[Stored data entries]
════════════════

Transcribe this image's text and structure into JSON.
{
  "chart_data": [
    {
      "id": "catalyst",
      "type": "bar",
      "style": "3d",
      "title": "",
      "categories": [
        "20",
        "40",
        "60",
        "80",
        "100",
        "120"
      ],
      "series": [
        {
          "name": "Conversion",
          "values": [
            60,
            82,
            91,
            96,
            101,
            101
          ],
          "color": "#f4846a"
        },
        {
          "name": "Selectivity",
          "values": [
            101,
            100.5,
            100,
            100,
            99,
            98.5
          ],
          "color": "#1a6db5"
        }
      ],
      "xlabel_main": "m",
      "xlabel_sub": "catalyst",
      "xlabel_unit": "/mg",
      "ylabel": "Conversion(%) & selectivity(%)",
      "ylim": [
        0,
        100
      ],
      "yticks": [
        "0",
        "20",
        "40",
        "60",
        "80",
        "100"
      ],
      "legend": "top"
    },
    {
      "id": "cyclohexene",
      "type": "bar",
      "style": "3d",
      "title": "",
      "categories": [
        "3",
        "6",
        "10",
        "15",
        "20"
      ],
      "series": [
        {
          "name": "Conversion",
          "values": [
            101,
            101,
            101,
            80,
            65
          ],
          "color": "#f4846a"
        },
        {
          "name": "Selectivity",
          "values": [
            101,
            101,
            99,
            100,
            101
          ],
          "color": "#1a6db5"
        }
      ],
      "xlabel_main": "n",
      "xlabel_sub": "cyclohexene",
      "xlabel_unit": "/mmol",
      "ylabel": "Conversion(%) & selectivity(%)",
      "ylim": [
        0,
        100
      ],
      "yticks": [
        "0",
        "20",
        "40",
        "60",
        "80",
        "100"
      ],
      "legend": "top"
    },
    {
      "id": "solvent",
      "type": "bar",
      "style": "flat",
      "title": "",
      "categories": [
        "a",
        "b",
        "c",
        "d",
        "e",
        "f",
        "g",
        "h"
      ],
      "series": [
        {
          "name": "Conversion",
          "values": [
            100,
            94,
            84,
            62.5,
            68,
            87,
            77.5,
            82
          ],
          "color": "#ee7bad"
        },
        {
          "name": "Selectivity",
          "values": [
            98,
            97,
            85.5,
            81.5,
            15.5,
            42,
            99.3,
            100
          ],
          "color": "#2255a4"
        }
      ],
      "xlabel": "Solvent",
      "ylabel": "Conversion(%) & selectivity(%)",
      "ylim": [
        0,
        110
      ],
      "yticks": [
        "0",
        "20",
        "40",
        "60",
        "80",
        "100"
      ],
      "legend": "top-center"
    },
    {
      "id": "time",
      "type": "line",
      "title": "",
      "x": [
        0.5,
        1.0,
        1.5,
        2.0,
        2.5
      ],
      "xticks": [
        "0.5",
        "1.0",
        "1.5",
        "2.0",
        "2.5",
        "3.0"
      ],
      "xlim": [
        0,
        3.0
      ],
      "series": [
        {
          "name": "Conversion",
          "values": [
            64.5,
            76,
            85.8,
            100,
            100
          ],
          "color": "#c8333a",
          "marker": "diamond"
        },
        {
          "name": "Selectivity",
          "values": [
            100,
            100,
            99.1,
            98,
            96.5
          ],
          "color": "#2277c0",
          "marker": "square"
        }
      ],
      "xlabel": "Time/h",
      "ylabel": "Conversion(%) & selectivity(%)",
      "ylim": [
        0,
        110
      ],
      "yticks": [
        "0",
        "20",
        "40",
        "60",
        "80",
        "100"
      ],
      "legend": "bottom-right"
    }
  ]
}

════════════════

**Your instructions:** From the records above, please extract every line and repeat it exactly.

**Expected answer:**
Transcribe this image's text and structure into JSON.
{
  "chart_data": [
    {
      "id": "catalyst",
      "type": "bar",
      "style": "3d",
      "title": "",
      "categories": [
        "20",
        "40",
        "60",
        "80",
        "100",
        "120"
      ],
      "series": [
        {
          "name": "Conversion",
          "values": [
            60,
            82,
            91,
            96,
            101,
            101
          ],
          "color": "#f4846a"
        },
        {
          "name": "Selectivity",
          "values": [
            101,
            100.5,
            100,
            100,
            99,
            98.5
          ],
          "color": "#1a6db5"
        }
      ],
      "xlabel_main": "m",
      "xlabel_sub": "catalyst",
      "xlabel_unit": "/mg",
      "ylabel": "Conversion(%) & selectivity(%)",
      "ylim": [
        0,
        100
      ],
      "yticks": [
        "0",
        "20",
        "40",
        "60",
        "80",
        "100"
      ],
      "legend": "top"
    },
    {
      "id": "cyclohexene",
      "type": "bar",
      "style": "3d",
      "title": "",
      "categories": [
        "3",
        "6",
        "10",
        "15",
        "20"
      ],
      "series": [
        {
          "name": "Conversion",
          "values": [
            101,
            101,
            101,
            80,
            65
          ],
          "color": "#f4846a"
        },
        {
          "name": "Selectivity",
          "values": [
            101,
            101,
            99,
            100,
            101
          ],
          "color": "#1a6db5"
        }
      ],
      "xlabel_main": "n",
      "xlabel_sub": "cyclohexene",
      "xlabel_unit": "/mmol",
      "ylabel": "Conversion(%) & selectivity(%)",
      "ylim": [
        0,
        100
      ],
      "yticks": [
        "0",
        "20",
        "40",
        "60",
        "80",
        "100"
      ],
      "legend": "top"
    },
    {
      "id": "solvent",
      "type": "bar",
      "style": "flat",
      "title": "",
      "categories": [
        "a",
        "b",
        "c",
        "d",
        "e",
        "f",
        "g",
        "h"
      ],
      "series": [
        {
          "name": "Conversion",
          "values": [
            100,
            94,
            84,
            62.5,
            68,
            87,
            77.5,
            82
          ],
          "color": "#ee7bad"
        },
        {
          "name": "Selectivity",
          "values": [
            98,
            97,
            85.5,
            81.5,
            15.5,
            42,
            99.3,
            100
          ],
          "color": "#2255a4"
        }
      ],
      "xlabel": "Solvent",
      "ylabel": "Conversion(%) & selectivity(%)",
      "ylim": [
        0,
        110
      ],
      "yticks": [
        "0",
        "20",
        "40",
        "60",
        "80",
        "100"
      ],
      "legend": "top-center"
    },
    {
      "id": "time",
      "type": "line",
      "title": "",
      "x": [
        0.5,
        1.0,
        1.5,
        2.0,
        2.5
      ],
      "xticks": [
        "0.5",
        "1.0",
        "1.5",
        "2.0",
        "2.5",
        "3.0"
      ],
      "xlim": [
        0,
        3.0
      ],
      "series": [
        {
          "name": "Conversion",
          "values": [
            64.5,
            76,
            85.8,
            100,
            100
          ],
          "color": "#c8333a",
          "marker": "diamond"
        },
        {
          "name": "Selectivity",
          "values": [
            100,
            100,
            99.1,
            98,
            96.5
          ],
          "color": "#2277c0",
          "marker": "square"
        }
      ],
      "xlabel": "Time/h",
      "ylabel": "Conversion(%) & selectivity(%)",
      "ylim": [
        0,
        110
      ],
      "yticks": [
        "0",
        "20",
        "40",
        "60",
        "80",
        "100"
      ],
      "legend": "bottom-right"
    }
  ]
}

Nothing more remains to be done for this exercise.